> Work instructions
Note how many lines include the word "reference", and give that number by itself.

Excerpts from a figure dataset
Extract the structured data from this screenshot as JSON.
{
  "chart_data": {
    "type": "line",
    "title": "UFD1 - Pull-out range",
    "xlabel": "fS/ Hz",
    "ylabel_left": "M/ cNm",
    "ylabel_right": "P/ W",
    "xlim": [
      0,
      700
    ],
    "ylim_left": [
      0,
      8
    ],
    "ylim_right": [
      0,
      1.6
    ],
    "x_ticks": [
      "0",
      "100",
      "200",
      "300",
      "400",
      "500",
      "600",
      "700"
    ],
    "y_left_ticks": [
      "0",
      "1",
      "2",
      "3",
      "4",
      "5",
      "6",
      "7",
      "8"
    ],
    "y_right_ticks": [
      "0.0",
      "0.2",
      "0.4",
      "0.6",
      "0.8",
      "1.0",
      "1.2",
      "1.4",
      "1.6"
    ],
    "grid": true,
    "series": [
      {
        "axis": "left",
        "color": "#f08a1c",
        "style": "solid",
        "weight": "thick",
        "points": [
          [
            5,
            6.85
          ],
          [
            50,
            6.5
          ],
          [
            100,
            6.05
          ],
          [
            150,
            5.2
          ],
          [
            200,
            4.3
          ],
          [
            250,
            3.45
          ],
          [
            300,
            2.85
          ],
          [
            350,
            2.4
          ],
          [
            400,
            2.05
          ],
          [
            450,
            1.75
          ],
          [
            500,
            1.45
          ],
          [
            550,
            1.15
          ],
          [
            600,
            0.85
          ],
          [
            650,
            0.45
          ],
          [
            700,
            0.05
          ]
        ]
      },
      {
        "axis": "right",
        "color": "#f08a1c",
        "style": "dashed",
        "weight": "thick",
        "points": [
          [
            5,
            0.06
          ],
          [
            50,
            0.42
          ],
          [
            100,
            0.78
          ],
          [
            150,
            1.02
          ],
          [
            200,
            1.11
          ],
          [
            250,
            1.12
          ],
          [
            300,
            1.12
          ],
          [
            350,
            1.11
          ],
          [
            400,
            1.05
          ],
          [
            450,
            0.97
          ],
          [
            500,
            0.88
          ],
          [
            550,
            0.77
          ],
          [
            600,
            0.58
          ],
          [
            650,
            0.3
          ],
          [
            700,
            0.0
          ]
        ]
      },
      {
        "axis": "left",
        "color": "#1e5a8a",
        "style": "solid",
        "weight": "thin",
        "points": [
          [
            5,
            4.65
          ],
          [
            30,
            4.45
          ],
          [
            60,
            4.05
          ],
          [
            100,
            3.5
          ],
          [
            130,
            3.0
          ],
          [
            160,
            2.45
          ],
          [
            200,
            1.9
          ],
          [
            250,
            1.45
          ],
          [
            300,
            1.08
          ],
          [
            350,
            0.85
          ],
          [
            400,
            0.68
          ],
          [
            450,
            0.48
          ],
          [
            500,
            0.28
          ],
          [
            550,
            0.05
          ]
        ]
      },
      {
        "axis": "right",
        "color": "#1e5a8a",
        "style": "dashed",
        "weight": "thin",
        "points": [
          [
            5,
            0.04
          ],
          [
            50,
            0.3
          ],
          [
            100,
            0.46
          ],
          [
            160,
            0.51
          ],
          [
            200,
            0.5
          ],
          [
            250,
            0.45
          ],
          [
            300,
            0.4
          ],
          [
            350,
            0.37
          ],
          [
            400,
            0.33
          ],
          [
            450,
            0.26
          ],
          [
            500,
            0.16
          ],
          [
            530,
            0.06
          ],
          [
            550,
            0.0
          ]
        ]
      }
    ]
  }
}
* * *
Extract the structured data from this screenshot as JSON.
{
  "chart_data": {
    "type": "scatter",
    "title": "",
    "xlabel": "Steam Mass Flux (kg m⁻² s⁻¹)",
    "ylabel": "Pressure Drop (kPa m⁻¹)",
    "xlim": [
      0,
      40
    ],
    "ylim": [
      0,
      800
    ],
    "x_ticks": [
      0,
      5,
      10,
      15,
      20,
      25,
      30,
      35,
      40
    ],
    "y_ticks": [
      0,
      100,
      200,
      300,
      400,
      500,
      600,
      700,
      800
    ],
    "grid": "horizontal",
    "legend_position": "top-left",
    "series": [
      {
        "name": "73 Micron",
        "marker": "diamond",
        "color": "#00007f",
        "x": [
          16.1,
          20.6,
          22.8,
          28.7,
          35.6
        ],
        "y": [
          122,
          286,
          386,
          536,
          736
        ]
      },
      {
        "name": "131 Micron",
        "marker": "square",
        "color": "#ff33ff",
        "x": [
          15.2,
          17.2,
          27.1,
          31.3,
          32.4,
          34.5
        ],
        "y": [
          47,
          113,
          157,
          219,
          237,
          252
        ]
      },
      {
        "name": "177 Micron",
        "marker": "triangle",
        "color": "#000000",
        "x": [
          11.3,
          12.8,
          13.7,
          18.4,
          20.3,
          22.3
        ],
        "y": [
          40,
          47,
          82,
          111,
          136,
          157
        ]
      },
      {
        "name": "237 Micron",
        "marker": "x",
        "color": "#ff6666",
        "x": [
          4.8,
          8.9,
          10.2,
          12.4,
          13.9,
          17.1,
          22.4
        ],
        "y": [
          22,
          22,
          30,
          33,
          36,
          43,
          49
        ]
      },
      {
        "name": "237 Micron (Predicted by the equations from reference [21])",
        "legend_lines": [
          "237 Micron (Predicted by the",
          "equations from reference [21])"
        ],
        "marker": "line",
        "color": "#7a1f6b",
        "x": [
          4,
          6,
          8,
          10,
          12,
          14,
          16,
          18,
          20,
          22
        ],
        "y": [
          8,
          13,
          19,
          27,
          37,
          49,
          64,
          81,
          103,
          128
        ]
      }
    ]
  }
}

> Solution to the exercise
2